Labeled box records
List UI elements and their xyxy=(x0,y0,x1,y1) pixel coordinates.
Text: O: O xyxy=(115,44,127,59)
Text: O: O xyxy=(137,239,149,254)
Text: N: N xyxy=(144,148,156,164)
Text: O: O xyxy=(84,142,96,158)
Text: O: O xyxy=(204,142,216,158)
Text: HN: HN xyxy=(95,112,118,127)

• **Requirements**
Rewrite every one of the lines above in full, and shift each pixel coordinate in the answers by -106.

• **Full answer**
List UI elements and their xyxy=(x0,y0,x1,y1) pixel coordinates.
Text: O: O xyxy=(9,-62,21,-47)
Text: O: O xyxy=(31,133,43,148)
Text: N: N xyxy=(38,42,50,58)
Text: O: O xyxy=(-22,36,-10,52)
Text: O: O xyxy=(98,36,110,52)
Text: HN: HN xyxy=(-11,6,12,21)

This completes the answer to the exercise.